→ **Provided passage**:
# Looking for Big Dummy tires 2.3 - 2.5



## Vermont29er (May 27, 2006)

We're getting a Big Dummy in a few weeks for hauling our daughter. We live on a gravel road and ride a lot of gravel to stay away from traffic. I'm a big fan of wide tires. I'm looking for recommendations for 2.3 - 2.5 inches wide tires that roll well but have some tread. Something like a Kenda Small Block. An extra bonus would be puncture protection and a heavy sidewall so I don't have to change a flat while trying to keep a todddler happy. Everything that I've found so far that's puncture resistant is too narrow and/or too smooth.

Thanks for any help :thumbsup:


----------



## ferrit32 (Nov 17, 2009)

Halo Twin Rail might meet your needs. The only issue is they are 2.2 wide not 2.3 but otherwise they tick all your boxes. Not sure about US availability either as I am in the UK


----------



## Leopold Porkstacker (Apr 21, 2010)

The 26"x2.5" Maxxis Hookworms are pretty awesome. I have them on my Big Dummy mounted to 65mm wide Surly Large Marges. I’m always impressed with their ability to take corners in wet and loose conditions on and off road without understeering. Really rugged construction too, although I run mine with Stan’s goop inside them since a goathead (tribulus terrestris) thorn is capable of flatting them.


----------



## sfuller (Jan 14, 2007)

I think the Hookworms with the right pressure would be fine on gravel, especially with the weight of a kid and the seat on the back. If you had a lot of steep downhills with a lot of loose rock, then maybe something else would be in order, but I'm going to guess that's not the case.


----------



## Vermont29er (May 27, 2006)

Sloan said:


> I have been using the Hookworms for a year now, hauling two kids in city, sandy, hardpack dirt conditions. I love them!


Are you able to run fenders with the Hookworms?


----------



## Sloan (May 31, 2006)

I have been using the Hookworms for a year now, hauling two kids in city, sandy, hardpack dirt conditions. I love them!


----------



## Sloan (May 31, 2006)

Vermont29er said:


> Are you able to run fenders with the Hookworms?


I never run fenders, but I live in Los Angeles so it's really only an issue for me maybe 10-15 days a year. Maybe someone else can answer that.


----------



## Careby (Nov 27, 2011)

Vermont29er said:


> Are you able to run fenders with the Hookworms?


I'm running Hookworms with SKS P65 fenders with no clearance problems. They are probably the widest of any of the plastic fenders, but need mudflaps added for best results.

→ **Parts of the exercise**:
• 1. Translate this sentence from the forum thread about Big Dummy tires into Spanish: "We live on a gravel road and ride a lot of gravel to stay away from traffic."
• 2. Reproduce the forum thread about Big Dummy tires starting at "We're getting a" and ending at "(Nov 17, 2009)", substituting "son" for "daughter".
• 3. According to the forum thread about Big Dummy tires, what rims are Leopold Porkstacker's Hookworms mounted to?

→ **Dataset records**:

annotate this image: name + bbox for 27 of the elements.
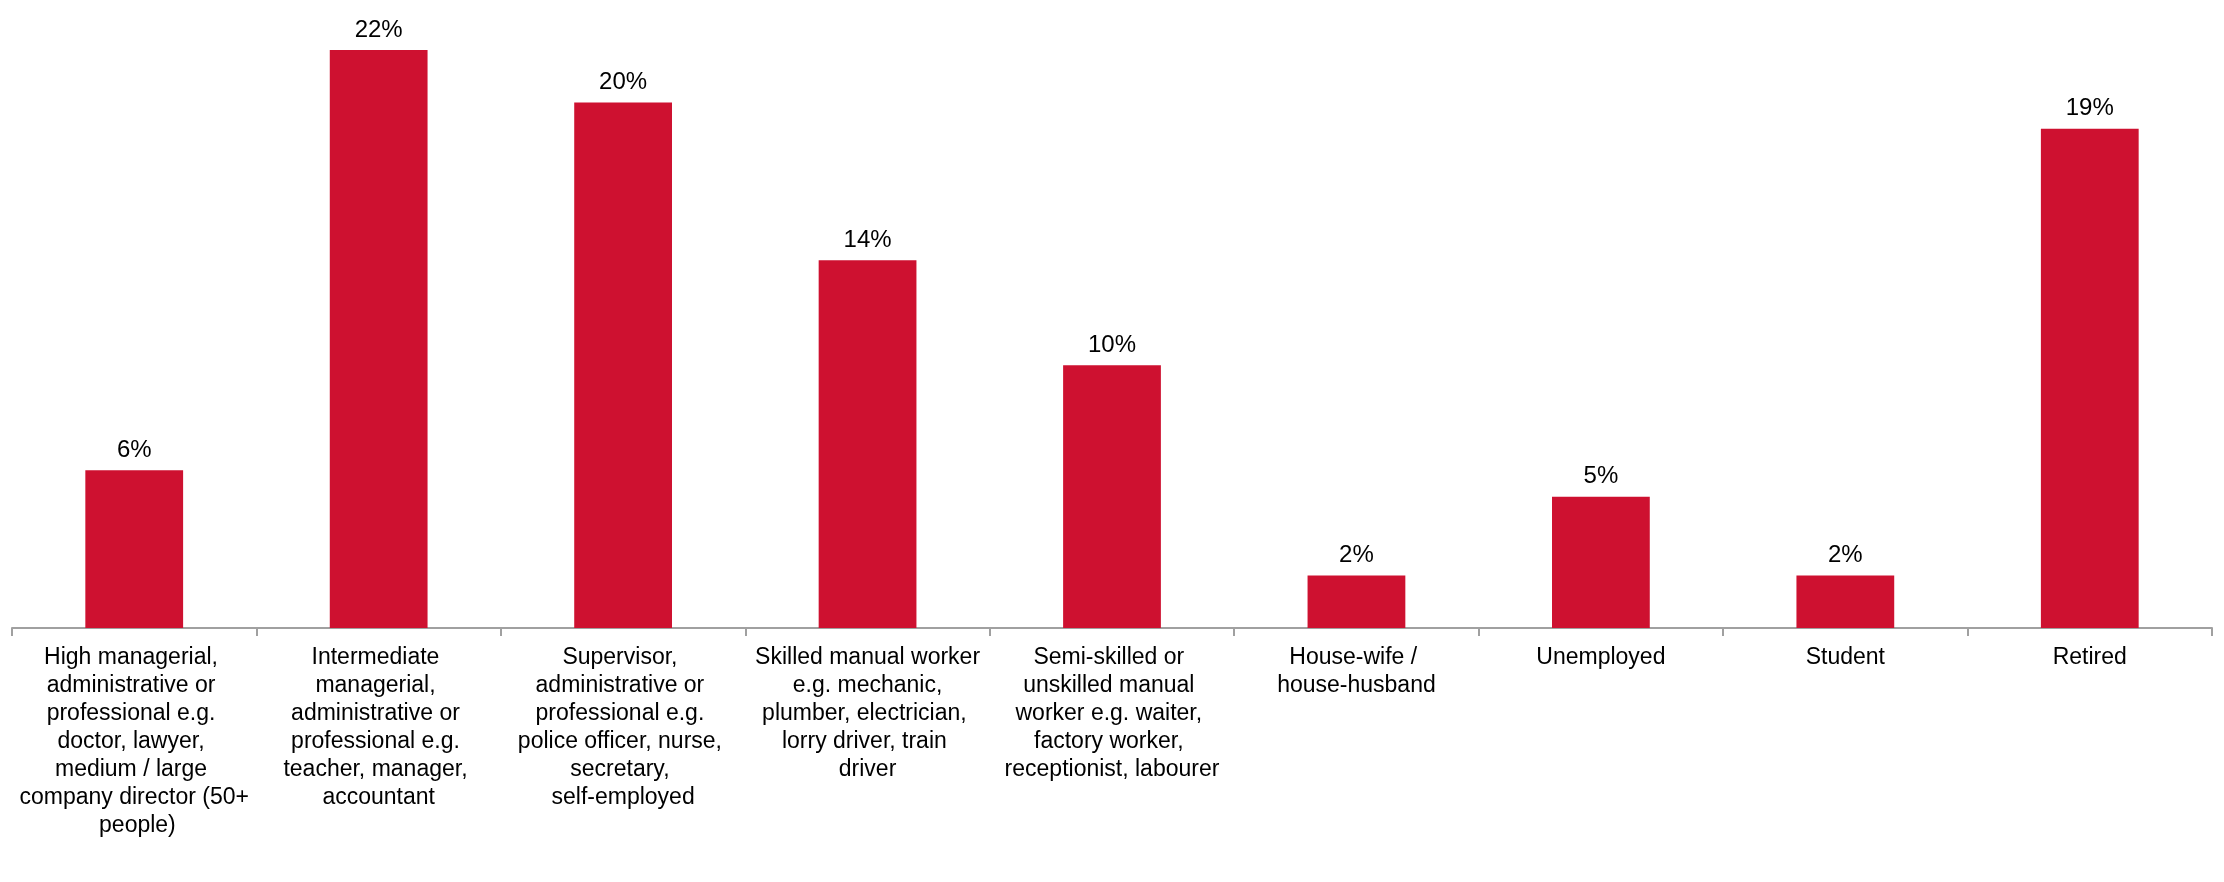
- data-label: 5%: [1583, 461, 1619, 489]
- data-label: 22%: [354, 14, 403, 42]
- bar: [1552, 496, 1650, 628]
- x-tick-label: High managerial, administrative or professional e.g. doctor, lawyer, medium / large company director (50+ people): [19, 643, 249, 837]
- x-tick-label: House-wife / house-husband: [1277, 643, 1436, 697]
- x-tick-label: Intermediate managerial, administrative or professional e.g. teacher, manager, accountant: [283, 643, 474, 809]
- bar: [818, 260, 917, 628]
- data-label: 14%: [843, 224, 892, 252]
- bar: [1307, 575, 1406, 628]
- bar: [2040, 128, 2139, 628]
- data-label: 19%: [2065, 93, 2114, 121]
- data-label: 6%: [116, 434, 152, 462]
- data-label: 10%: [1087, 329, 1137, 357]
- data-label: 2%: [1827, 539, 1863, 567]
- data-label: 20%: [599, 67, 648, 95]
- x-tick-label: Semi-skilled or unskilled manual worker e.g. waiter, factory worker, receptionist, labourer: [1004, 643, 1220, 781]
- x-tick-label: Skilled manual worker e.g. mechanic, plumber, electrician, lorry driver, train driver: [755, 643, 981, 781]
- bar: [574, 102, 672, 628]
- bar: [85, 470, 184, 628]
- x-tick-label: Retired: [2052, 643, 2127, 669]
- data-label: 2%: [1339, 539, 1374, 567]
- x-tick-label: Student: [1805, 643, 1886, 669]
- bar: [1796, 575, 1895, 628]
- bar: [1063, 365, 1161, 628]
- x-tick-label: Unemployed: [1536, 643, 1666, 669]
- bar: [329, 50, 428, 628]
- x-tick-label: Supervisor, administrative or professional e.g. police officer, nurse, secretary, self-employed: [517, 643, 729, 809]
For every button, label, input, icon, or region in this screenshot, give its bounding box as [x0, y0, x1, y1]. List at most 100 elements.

--

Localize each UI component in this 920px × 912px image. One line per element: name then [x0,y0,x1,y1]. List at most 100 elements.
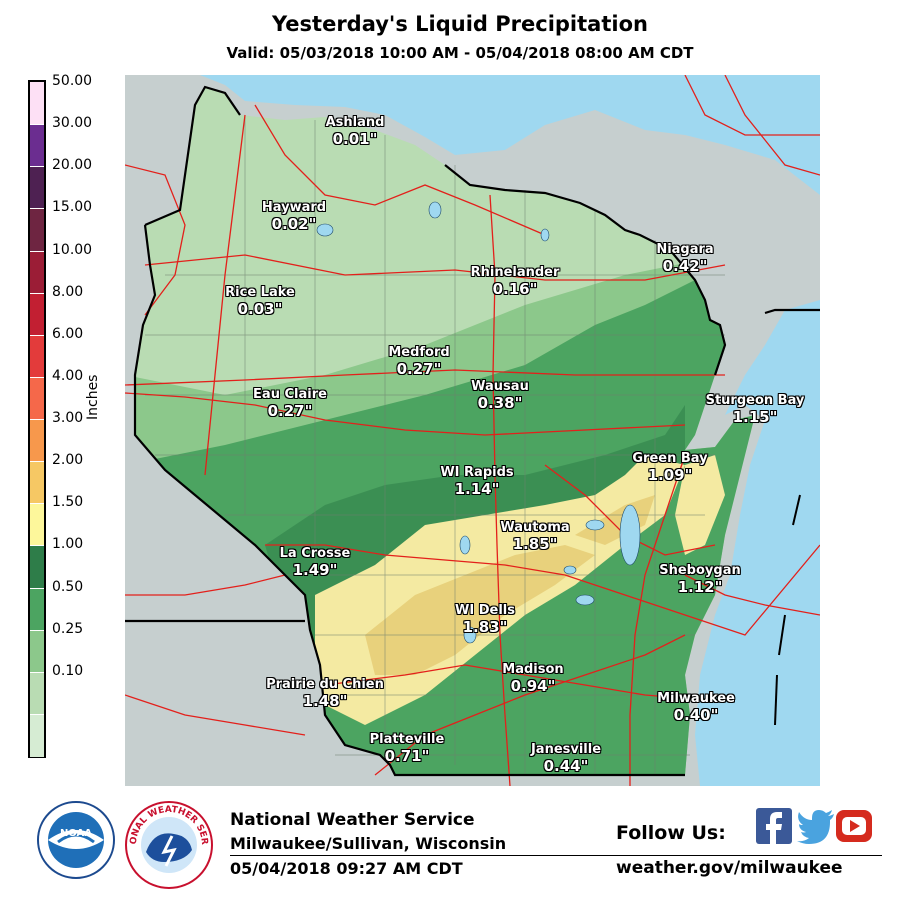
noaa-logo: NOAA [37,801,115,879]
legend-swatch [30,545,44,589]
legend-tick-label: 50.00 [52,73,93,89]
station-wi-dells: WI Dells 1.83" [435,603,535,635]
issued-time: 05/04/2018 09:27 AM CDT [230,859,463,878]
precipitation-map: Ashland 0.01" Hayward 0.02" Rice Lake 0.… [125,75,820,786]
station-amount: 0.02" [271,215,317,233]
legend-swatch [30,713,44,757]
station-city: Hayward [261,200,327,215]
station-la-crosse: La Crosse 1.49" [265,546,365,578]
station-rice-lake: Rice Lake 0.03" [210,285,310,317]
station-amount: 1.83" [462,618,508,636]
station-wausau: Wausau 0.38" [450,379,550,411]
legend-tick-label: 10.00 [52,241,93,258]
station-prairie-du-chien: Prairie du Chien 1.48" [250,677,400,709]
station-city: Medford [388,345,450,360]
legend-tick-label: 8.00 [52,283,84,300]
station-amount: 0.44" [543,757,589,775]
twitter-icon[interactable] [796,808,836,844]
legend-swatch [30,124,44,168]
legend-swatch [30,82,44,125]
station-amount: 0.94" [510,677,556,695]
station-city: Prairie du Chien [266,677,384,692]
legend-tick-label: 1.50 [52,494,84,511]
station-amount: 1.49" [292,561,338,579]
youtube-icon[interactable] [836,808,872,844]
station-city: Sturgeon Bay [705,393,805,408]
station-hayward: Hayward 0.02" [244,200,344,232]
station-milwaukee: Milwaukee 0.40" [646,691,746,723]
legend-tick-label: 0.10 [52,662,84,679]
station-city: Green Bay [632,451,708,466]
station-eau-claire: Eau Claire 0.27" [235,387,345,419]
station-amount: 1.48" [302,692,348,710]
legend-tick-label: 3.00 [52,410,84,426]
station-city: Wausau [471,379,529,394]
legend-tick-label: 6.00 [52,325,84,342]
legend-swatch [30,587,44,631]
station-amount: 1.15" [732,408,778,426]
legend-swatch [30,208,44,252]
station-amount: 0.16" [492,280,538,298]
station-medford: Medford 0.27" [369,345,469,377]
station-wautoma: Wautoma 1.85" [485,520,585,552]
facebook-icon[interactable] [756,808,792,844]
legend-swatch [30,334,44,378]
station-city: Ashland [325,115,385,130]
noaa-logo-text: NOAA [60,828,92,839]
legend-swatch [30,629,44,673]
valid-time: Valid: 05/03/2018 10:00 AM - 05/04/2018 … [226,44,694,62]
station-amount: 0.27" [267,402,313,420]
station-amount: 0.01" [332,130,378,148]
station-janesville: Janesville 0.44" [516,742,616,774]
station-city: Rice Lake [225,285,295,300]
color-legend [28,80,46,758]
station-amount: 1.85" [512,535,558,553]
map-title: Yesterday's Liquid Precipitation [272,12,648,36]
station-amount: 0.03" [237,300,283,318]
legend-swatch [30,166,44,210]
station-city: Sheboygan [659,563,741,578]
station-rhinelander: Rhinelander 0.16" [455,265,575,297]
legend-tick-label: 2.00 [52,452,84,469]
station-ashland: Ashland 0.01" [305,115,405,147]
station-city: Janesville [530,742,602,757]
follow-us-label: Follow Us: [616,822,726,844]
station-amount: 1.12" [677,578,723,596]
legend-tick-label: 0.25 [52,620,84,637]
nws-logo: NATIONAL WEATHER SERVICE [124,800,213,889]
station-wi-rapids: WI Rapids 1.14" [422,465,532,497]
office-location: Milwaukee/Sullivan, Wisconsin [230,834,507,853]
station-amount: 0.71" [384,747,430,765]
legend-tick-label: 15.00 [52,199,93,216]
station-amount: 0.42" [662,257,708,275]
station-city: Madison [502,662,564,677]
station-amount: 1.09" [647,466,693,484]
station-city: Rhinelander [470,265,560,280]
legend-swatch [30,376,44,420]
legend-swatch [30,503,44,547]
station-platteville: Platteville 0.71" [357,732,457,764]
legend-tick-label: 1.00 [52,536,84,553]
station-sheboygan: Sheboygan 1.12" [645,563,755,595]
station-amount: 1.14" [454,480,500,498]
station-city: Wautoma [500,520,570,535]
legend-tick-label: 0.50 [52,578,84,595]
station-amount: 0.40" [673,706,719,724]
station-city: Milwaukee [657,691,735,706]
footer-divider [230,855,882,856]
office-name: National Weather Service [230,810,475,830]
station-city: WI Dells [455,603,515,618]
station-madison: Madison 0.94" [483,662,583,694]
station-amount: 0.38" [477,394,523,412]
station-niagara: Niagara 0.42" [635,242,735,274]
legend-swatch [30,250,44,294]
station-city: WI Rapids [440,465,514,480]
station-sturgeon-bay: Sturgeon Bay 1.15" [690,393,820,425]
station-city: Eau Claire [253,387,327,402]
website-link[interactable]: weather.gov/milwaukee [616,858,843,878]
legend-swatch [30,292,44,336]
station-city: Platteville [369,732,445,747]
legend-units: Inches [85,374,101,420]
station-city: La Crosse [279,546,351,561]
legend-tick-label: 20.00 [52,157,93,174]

→ **In response**:
• 1. Vivimos en un camino de grava y recorremos mucha grava para mantenernos alejados del tráfico.

• 2.
We're getting a Big Dummy in a few weeks for hauling our son. We live on a gravel road and ride a lot of gravel to stay away from traffic. I'm a big fan of wide tires. I'm looking for recommendations for 2.3 - 2.5 inches wide tires that roll well but have some tread. Something like a Kenda Small Block. An extra bonus would be puncture protection and a heavy sidewall so I don't have to change a flat while trying to keep a todddler happy. Everything that I've found so far that's puncture resistant is too narrow and/or too smooth.

Thanks for any help :thumbsup:


----------



## ferrit32 (Nov 17, 2009)

• 3. 65mm wide Surly Large Marges.